_GIVEN RECORDS_:
# # # # # # #
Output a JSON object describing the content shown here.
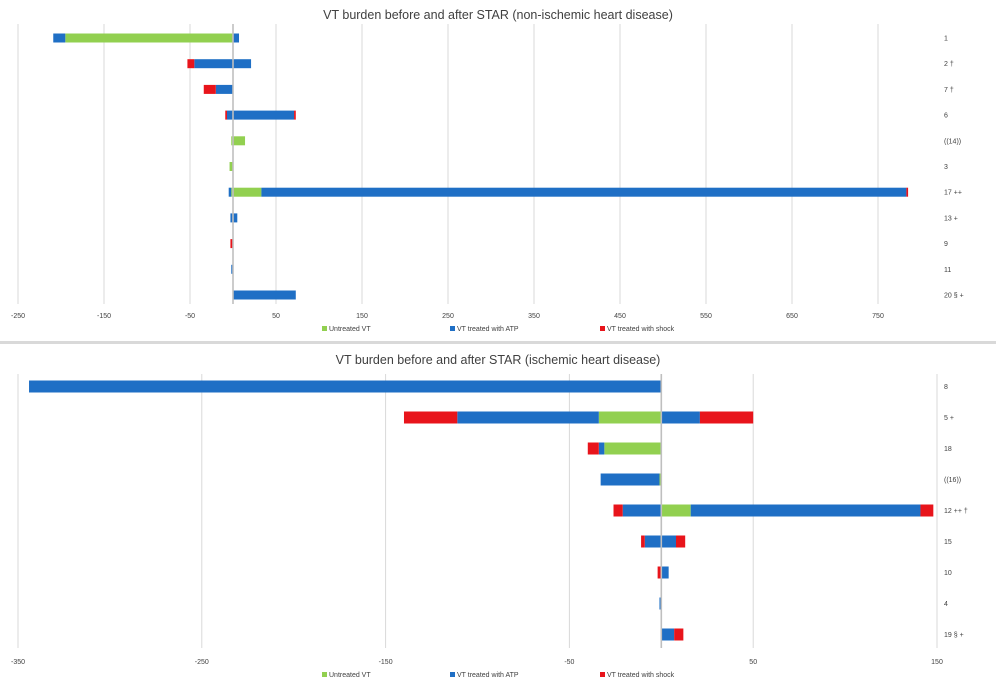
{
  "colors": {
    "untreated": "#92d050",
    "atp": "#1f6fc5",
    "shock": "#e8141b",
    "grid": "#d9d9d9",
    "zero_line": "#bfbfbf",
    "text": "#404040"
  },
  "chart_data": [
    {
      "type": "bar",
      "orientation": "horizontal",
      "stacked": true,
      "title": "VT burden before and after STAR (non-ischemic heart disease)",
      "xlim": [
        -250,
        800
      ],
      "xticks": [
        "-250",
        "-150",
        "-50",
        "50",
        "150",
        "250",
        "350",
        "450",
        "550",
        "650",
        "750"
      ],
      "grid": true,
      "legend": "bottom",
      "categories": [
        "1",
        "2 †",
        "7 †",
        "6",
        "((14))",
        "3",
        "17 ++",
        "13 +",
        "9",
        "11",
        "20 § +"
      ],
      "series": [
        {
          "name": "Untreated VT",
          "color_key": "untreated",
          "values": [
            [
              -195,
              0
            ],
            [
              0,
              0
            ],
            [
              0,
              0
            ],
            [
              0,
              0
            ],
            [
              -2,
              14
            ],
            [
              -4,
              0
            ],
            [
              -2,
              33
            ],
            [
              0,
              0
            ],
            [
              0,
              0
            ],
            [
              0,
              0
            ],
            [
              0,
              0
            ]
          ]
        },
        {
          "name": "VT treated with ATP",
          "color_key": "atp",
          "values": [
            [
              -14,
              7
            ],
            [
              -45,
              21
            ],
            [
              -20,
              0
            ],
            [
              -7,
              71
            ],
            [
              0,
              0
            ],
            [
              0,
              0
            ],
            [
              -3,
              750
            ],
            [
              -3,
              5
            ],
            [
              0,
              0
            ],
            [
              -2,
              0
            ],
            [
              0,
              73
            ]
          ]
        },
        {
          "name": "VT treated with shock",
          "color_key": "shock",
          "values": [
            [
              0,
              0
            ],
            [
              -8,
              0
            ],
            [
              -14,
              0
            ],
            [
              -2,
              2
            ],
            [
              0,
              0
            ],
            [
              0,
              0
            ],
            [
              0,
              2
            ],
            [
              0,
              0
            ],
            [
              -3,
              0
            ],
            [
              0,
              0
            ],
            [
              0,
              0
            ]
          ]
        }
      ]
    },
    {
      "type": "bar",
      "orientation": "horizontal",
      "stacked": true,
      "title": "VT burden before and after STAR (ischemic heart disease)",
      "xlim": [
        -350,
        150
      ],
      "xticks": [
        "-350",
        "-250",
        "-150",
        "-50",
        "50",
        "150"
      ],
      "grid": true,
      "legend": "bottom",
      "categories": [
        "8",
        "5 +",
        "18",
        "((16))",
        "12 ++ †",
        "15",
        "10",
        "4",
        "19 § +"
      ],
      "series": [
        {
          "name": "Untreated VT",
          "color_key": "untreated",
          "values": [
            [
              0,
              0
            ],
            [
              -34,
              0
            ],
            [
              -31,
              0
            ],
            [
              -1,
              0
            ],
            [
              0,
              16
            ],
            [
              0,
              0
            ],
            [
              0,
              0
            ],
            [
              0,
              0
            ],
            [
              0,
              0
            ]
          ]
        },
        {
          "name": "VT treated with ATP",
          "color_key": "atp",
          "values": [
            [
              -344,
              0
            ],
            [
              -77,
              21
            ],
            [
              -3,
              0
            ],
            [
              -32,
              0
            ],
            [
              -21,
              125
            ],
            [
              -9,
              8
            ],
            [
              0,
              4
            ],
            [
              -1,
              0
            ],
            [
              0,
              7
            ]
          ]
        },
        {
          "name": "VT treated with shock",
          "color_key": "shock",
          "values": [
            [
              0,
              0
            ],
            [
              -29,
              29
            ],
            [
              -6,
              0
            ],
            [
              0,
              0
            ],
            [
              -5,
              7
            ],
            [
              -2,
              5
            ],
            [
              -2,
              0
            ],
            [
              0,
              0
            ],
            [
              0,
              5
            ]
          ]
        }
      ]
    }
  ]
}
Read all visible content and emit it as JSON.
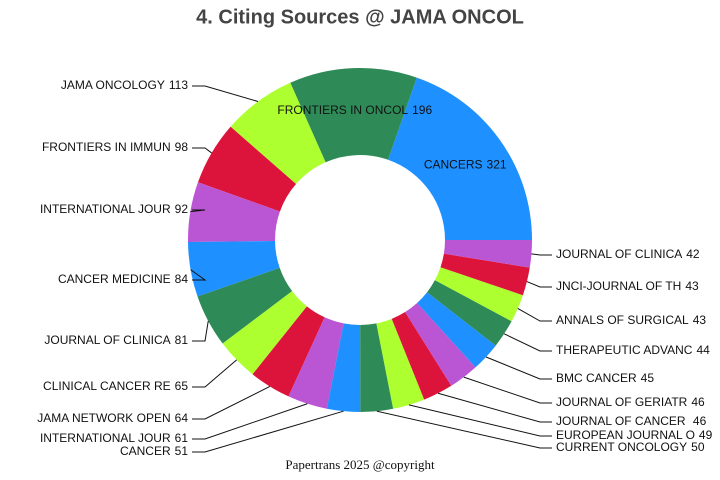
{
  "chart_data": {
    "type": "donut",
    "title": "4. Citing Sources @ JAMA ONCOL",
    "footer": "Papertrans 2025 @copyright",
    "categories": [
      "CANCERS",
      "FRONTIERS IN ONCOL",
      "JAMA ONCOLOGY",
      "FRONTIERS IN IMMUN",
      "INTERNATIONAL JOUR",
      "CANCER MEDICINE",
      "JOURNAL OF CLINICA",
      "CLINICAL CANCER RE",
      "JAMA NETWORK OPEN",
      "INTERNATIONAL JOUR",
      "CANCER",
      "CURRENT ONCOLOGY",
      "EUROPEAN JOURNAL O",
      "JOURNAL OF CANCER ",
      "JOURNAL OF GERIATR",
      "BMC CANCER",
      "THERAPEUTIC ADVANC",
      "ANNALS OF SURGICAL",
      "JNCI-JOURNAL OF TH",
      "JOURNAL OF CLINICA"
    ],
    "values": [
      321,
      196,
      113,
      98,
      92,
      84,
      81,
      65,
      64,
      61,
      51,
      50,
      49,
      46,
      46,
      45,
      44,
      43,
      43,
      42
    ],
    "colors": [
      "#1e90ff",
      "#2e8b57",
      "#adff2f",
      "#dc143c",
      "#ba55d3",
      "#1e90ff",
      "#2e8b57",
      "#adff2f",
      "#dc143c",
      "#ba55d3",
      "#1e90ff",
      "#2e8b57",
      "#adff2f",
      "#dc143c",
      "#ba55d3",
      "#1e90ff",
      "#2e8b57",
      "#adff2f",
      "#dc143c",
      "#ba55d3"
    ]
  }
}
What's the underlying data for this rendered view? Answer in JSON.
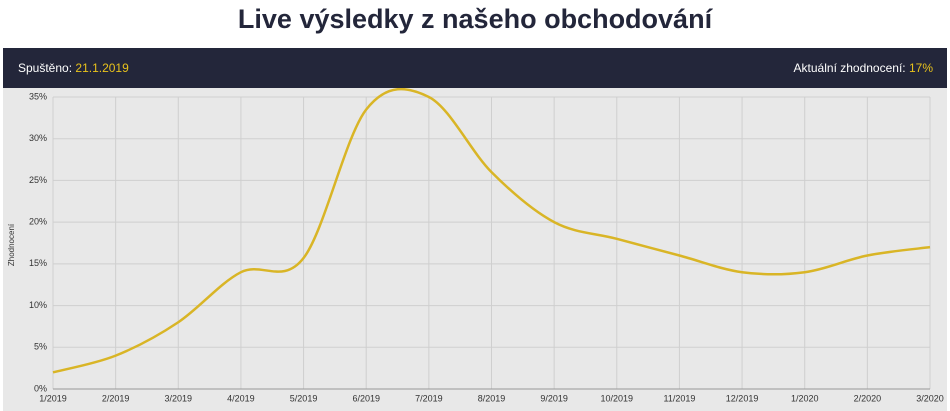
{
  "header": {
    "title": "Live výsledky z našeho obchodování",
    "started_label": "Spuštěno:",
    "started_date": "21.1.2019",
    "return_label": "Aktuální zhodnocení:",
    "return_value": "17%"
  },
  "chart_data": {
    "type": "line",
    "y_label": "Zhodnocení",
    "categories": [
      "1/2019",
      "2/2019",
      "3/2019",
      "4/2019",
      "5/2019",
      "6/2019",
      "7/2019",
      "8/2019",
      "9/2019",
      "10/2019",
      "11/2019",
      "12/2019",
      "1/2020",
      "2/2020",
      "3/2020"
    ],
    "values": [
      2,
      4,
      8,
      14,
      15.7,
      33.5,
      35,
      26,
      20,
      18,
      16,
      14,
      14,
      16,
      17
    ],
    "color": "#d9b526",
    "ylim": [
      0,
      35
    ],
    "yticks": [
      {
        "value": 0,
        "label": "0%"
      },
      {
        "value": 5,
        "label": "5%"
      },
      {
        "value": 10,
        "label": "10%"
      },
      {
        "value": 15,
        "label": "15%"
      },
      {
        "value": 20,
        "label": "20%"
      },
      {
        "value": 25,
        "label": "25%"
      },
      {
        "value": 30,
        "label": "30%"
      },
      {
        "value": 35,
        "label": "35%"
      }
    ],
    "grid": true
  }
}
# # # # # # #
_TASK DETAILS_: Where a line contains "before", copy that line.

_FULL RESPONSE_:
      "title": "VT burden before and after STAR (non-ischemic heart disease)",
      "title": "VT burden before and after STAR (ischemic heart disease)",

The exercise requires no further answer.